> _Task statement_:
Repeat every line exactly, keeping the pictures out of the copy.
##### Data shown #####
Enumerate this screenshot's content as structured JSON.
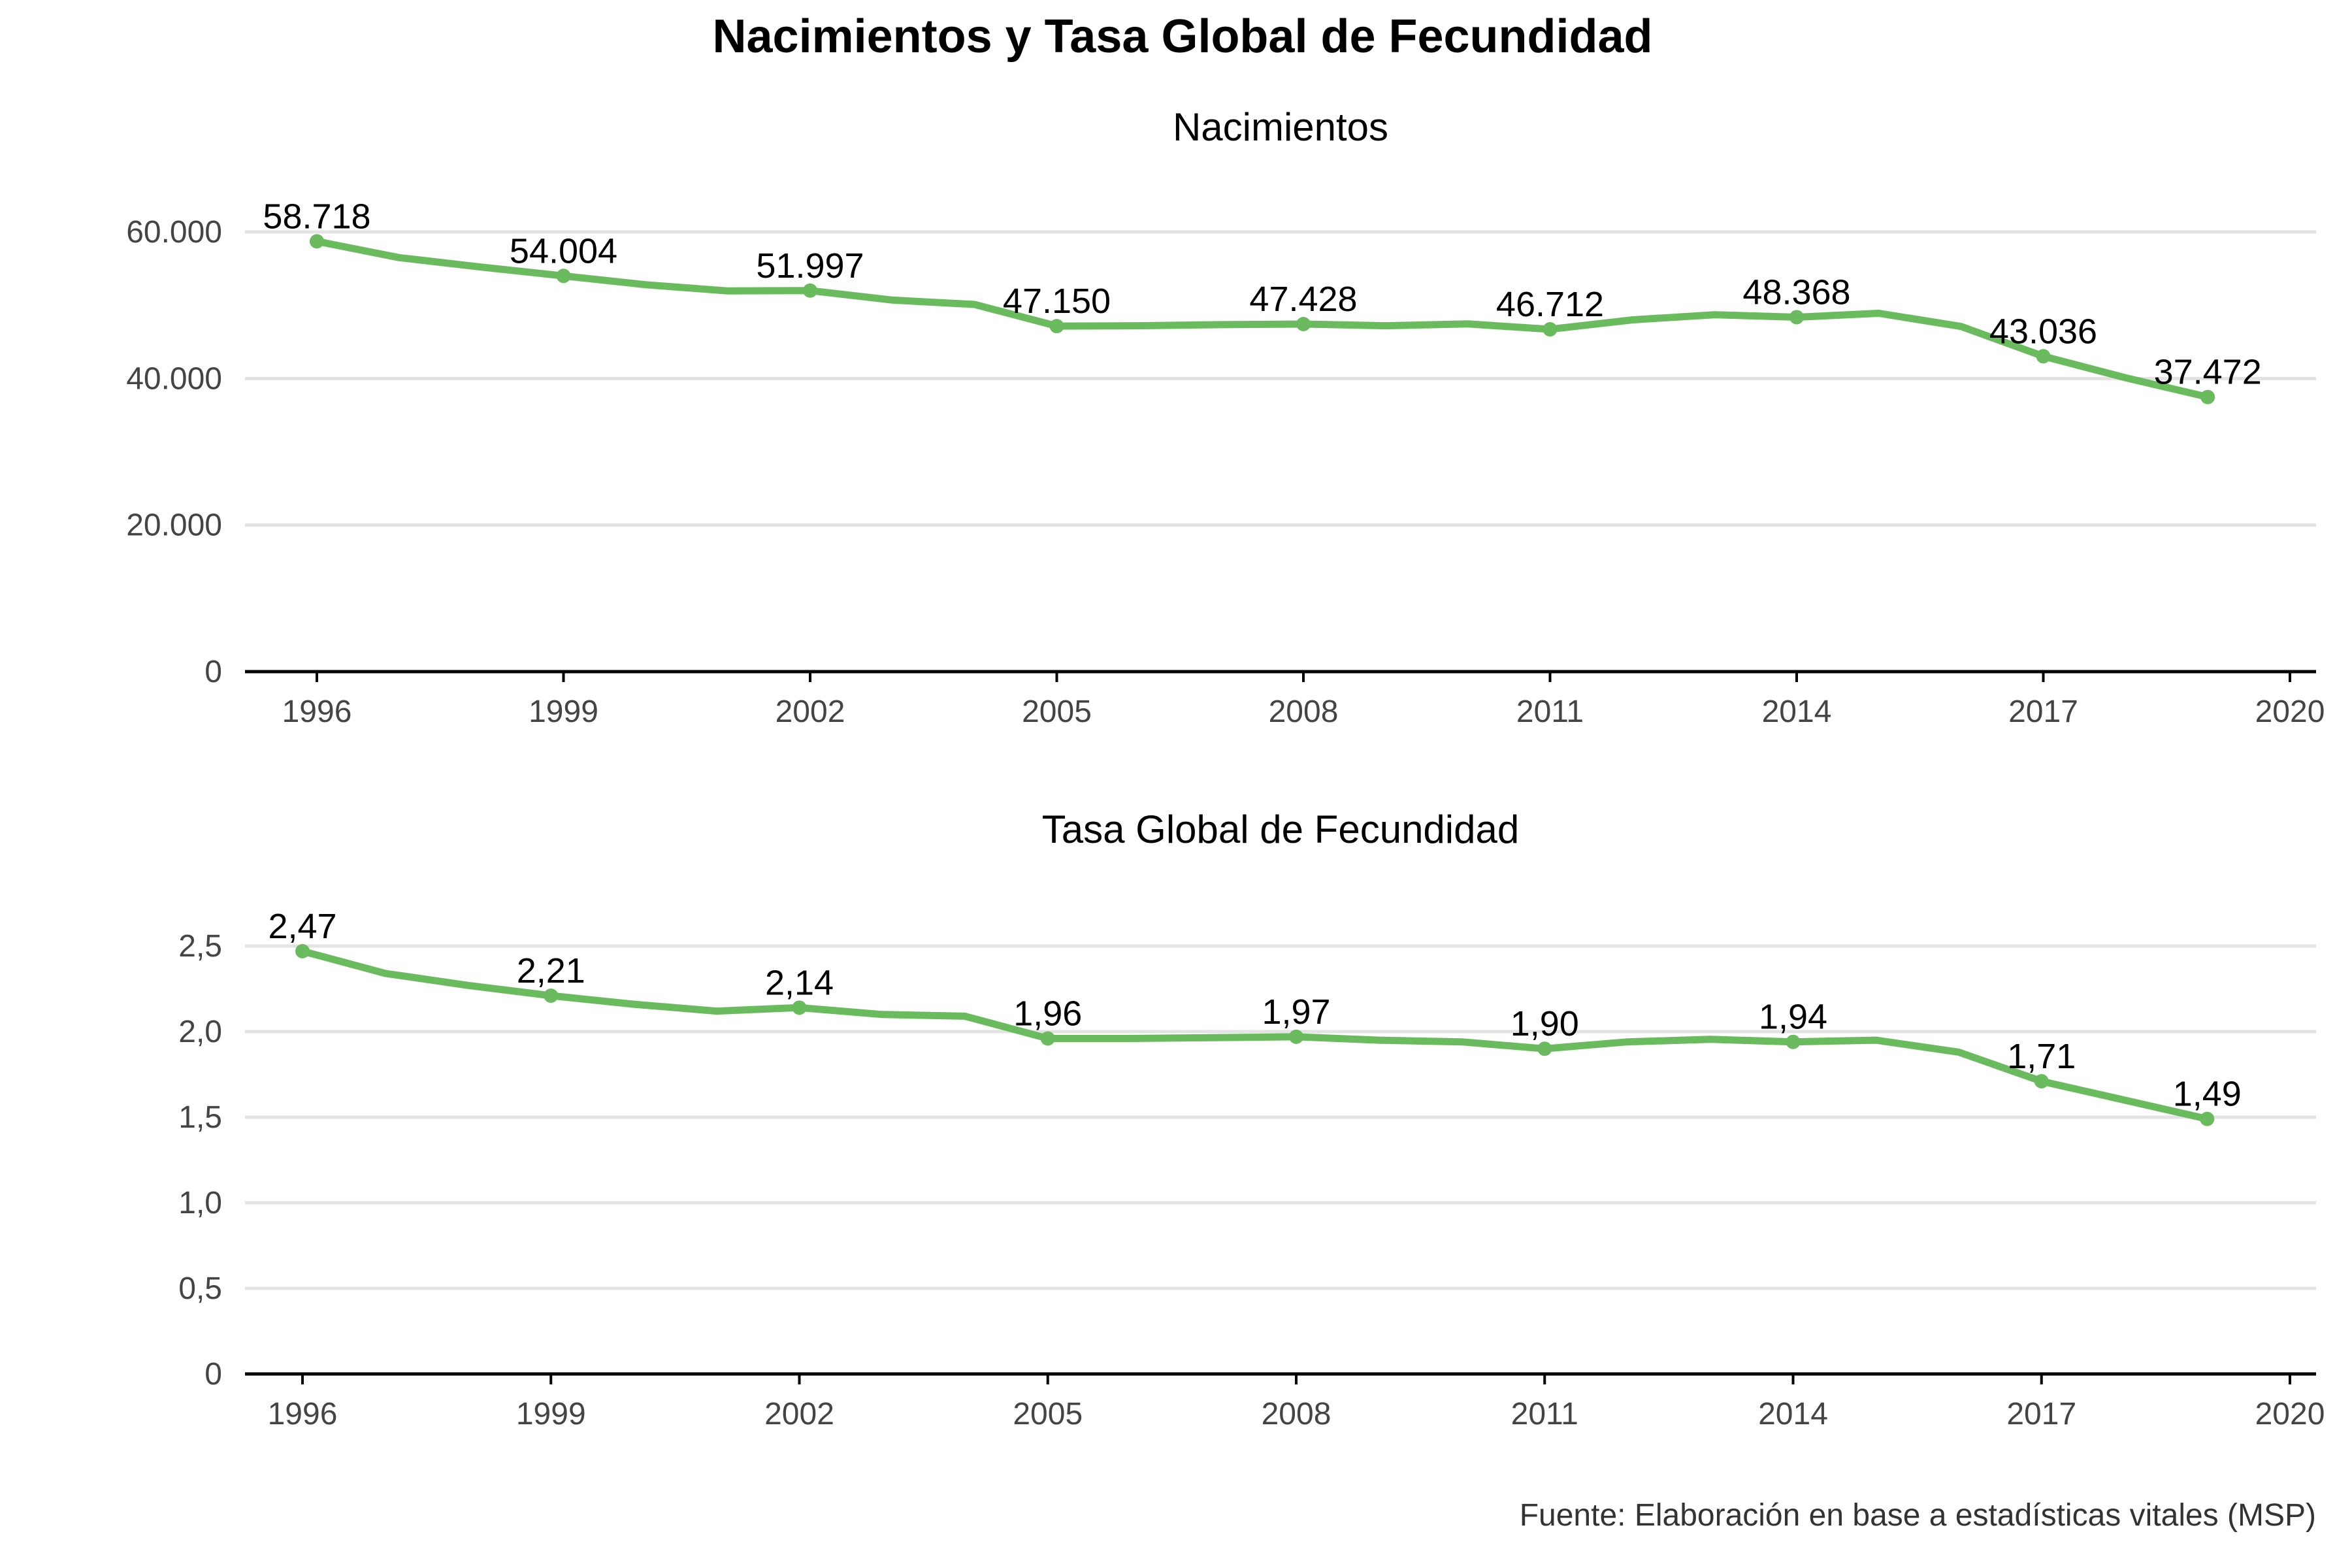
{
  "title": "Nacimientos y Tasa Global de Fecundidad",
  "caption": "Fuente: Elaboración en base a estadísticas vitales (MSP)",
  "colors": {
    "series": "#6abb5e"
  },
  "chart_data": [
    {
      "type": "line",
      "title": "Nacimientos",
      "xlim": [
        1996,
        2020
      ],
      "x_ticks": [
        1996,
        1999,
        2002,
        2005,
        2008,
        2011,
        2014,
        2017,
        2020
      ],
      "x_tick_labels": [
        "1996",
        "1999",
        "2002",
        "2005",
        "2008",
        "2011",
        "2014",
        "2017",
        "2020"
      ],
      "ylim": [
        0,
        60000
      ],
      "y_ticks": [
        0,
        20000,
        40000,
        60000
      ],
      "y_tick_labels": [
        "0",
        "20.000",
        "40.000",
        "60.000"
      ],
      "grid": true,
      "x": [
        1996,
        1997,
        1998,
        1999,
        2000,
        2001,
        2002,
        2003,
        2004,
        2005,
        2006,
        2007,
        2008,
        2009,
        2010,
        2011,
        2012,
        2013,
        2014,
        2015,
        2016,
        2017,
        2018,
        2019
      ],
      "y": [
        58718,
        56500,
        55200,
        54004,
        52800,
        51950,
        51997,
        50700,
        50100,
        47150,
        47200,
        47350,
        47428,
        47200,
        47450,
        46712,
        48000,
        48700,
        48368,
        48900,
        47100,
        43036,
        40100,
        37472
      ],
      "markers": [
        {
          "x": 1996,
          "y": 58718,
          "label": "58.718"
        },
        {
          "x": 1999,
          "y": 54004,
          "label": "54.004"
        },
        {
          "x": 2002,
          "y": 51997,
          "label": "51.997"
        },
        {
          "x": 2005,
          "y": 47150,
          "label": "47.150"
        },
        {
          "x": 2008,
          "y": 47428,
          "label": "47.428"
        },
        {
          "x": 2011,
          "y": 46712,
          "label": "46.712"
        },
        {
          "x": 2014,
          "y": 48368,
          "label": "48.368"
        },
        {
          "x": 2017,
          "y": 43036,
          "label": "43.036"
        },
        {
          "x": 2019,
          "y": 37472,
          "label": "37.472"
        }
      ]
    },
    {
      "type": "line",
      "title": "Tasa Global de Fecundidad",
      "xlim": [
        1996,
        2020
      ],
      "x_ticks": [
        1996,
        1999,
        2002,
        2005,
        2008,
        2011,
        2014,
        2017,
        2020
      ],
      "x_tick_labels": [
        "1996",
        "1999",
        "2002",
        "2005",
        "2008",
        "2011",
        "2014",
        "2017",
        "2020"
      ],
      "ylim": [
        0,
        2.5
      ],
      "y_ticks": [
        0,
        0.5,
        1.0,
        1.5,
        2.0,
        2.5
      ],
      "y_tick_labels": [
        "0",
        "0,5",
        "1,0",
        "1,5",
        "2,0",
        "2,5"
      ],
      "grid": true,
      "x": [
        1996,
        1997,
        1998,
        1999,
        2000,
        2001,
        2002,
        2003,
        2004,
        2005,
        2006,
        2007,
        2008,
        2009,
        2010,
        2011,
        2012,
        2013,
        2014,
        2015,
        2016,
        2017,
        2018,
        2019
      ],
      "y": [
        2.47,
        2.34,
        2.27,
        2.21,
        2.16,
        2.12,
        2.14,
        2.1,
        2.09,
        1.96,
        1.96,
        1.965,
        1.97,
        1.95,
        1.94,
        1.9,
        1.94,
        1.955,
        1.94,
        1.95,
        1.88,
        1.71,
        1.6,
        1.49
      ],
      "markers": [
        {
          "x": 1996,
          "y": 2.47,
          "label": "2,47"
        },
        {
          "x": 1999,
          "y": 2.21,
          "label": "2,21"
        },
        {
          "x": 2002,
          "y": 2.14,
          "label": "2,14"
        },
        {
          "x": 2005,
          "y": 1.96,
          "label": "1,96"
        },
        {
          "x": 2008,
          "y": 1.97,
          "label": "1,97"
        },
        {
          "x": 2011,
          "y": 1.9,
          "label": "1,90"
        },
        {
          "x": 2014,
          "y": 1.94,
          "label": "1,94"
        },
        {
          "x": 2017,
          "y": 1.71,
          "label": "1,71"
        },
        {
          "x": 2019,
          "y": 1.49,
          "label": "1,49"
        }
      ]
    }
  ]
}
#####
> _Worked answer_:
Enumerate this screenshot's content as structured JSON.
{
  "title": "Nacimientos y Tasa Global de Fecundidad",
  "caption": "Fuente: Elaboración en base a estadísticas vitales (MSP)",
  "colors": {
    "series": "#6abb5e"
  },
  "chart_data": [
    {
      "type": "line",
      "title": "Nacimientos",
      "xlim": [
        1996,
        2020
      ],
      "x_ticks": [
        1996,
        1999,
        2002,
        2005,
        2008,
        2011,
        2014,
        2017,
        2020
      ],
      "x_tick_labels": [
        "1996",
        "1999",
        "2002",
        "2005",
        "2008",
        "2011",
        "2014",
        "2017",
        "2020"
      ],
      "ylim": [
        0,
        60000
      ],
      "y_ticks": [
        0,
        20000,
        40000,
        60000
      ],
      "y_tick_labels": [
        "0",
        "20.000",
        "40.000",
        "60.000"
      ],
      "grid": true,
      "x": [
        1996,
        1997,
        1998,
        1999,
        2000,
        2001,
        2002,
        2003,
        2004,
        2005,
        2006,
        2007,
        2008,
        2009,
        2010,
        2011,
        2012,
        2013,
        2014,
        2015,
        2016,
        2017,
        2018,
        2019
      ],
      "y": [
        58718,
        56500,
        55200,
        54004,
        52800,
        51950,
        51997,
        50700,
        50100,
        47150,
        47200,
        47350,
        47428,
        47200,
        47450,
        46712,
        48000,
        48700,
        48368,
        48900,
        47100,
        43036,
        40100,
        37472
      ],
      "markers": [
        {
          "x": 1996,
          "y": 58718,
          "label": "58.718"
        },
        {
          "x": 1999,
          "y": 54004,
          "label": "54.004"
        },
        {
          "x": 2002,
          "y": 51997,
          "label": "51.997"
        },
        {
          "x": 2005,
          "y": 47150,
          "label": "47.150"
        },
        {
          "x": 2008,
          "y": 47428,
          "label": "47.428"
        },
        {
          "x": 2011,
          "y": 46712,
          "label": "46.712"
        },
        {
          "x": 2014,
          "y": 48368,
          "label": "48.368"
        },
        {
          "x": 2017,
          "y": 43036,
          "label": "43.036"
        },
        {
          "x": 2019,
          "y": 37472,
          "label": "37.472"
        }
      ]
    },
    {
      "type": "line",
      "title": "Tasa Global de Fecundidad",
      "xlim": [
        1996,
        2020
      ],
      "x_ticks": [
        1996,
        1999,
        2002,
        2005,
        2008,
        2011,
        2014,
        2017,
        2020
      ],
      "x_tick_labels": [
        "1996",
        "1999",
        "2002",
        "2005",
        "2008",
        "2011",
        "2014",
        "2017",
        "2020"
      ],
      "ylim": [
        0,
        2.5
      ],
      "y_ticks": [
        0,
        0.5,
        1.0,
        1.5,
        2.0,
        2.5
      ],
      "y_tick_labels": [
        "0",
        "0,5",
        "1,0",
        "1,5",
        "2,0",
        "2,5"
      ],
      "grid": true,
      "x": [
        1996,
        1997,
        1998,
        1999,
        2000,
        2001,
        2002,
        2003,
        2004,
        2005,
        2006,
        2007,
        2008,
        2009,
        2010,
        2011,
        2012,
        2013,
        2014,
        2015,
        2016,
        2017,
        2018,
        2019
      ],
      "y": [
        2.47,
        2.34,
        2.27,
        2.21,
        2.16,
        2.12,
        2.14,
        2.1,
        2.09,
        1.96,
        1.96,
        1.965,
        1.97,
        1.95,
        1.94,
        1.9,
        1.94,
        1.955,
        1.94,
        1.95,
        1.88,
        1.71,
        1.6,
        1.49
      ],
      "markers": [
        {
          "x": 1996,
          "y": 2.47,
          "label": "2,47"
        },
        {
          "x": 1999,
          "y": 2.21,
          "label": "2,21"
        },
        {
          "x": 2002,
          "y": 2.14,
          "label": "2,14"
        },
        {
          "x": 2005,
          "y": 1.96,
          "label": "1,96"
        },
        {
          "x": 2008,
          "y": 1.97,
          "label": "1,97"
        },
        {
          "x": 2011,
          "y": 1.9,
          "label": "1,90"
        },
        {
          "x": 2014,
          "y": 1.94,
          "label": "1,94"
        },
        {
          "x": 2017,
          "y": 1.71,
          "label": "1,71"
        },
        {
          "x": 2019,
          "y": 1.49,
          "label": "1,49"
        }
      ]
    }
  ]
}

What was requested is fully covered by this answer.